## AIM:
Copy the lines below word for word, without changing anything.

** Start RAW RECORDS **

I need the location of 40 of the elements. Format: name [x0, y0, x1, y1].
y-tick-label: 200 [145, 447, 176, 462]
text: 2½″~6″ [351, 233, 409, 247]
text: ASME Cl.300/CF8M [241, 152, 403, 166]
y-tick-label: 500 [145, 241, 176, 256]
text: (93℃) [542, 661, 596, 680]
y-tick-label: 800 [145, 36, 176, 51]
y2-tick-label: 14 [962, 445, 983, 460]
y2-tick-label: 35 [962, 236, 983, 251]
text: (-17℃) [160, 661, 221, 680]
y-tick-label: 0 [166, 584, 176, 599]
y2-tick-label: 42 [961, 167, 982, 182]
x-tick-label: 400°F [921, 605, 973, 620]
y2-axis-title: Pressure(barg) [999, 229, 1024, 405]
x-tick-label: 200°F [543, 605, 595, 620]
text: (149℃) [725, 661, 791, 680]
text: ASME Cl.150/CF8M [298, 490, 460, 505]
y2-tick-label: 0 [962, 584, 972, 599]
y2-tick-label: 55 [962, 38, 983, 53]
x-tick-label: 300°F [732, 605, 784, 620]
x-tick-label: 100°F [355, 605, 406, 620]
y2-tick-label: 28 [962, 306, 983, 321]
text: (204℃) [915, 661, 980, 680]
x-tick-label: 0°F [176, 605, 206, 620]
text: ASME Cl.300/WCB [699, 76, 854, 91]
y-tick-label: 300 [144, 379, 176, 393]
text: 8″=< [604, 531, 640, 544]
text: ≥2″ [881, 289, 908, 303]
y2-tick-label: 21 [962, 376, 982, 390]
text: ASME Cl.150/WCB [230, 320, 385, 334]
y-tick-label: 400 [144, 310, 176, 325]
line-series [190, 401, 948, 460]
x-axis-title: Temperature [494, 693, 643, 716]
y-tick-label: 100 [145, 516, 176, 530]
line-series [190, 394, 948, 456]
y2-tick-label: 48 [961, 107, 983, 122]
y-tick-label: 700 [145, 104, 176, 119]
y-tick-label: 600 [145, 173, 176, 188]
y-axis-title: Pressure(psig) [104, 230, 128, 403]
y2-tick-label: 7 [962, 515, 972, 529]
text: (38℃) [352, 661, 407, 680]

** End RAW RECORDS **

## TASK OUTPUT:
I need the location of 40 of the elements. Format: name [x0, y0, x1, y1].
y-tick-label: 200 [145, 447, 176, 462]
text: 2½″~6″ [351, 233, 409, 247]
text: ASME Cl.300/CF8M [241, 152, 403, 166]
y-tick-label: 500 [145, 241, 176, 256]
text: (93℃) [542, 661, 596, 680]
y-tick-label: 800 [145, 36, 176, 51]
y2-tick-label: 14 [962, 445, 983, 460]
y2-tick-label: 35 [962, 236, 983, 251]
text: (-17℃) [160, 661, 221, 680]
y-tick-label: 0 [166, 584, 176, 599]
y2-tick-label: 42 [961, 167, 982, 182]
x-tick-label: 400°F [921, 605, 973, 620]
y2-axis-title: Pressure(barg) [999, 229, 1024, 405]
x-tick-label: 200°F [543, 605, 595, 620]
text: (149℃) [725, 661, 791, 680]
text: ASME Cl.150/CF8M [298, 490, 460, 505]
y2-tick-label: 0 [962, 584, 972, 599]
y2-tick-label: 55 [962, 38, 983, 53]
x-tick-label: 300°F [732, 605, 784, 620]
x-tick-label: 100°F [355, 605, 406, 620]
y2-tick-label: 28 [962, 306, 983, 321]
text: (204℃) [915, 661, 980, 680]
x-tick-label: 0°F [176, 605, 206, 620]
text: ASME Cl.300/WCB [699, 76, 854, 91]
y-tick-label: 300 [144, 379, 176, 393]
text: 8″=< [604, 531, 640, 544]
text: ≥2″ [881, 289, 908, 303]
y2-tick-label: 21 [962, 376, 982, 390]
text: ASME Cl.150/WCB [230, 320, 385, 334]
y-tick-label: 400 [144, 310, 176, 325]
line-series [190, 401, 948, 460]
x-axis-title: Temperature [494, 693, 643, 716]
y-tick-label: 100 [145, 516, 176, 530]
line-series [190, 394, 948, 456]
y2-tick-label: 48 [961, 107, 983, 122]
y-tick-label: 700 [145, 104, 176, 119]
y-tick-label: 600 [145, 173, 176, 188]
y-axis-title: Pressure(psig) [104, 230, 128, 403]
y2-tick-label: 7 [962, 515, 972, 529]
text: (38℃) [352, 661, 407, 680]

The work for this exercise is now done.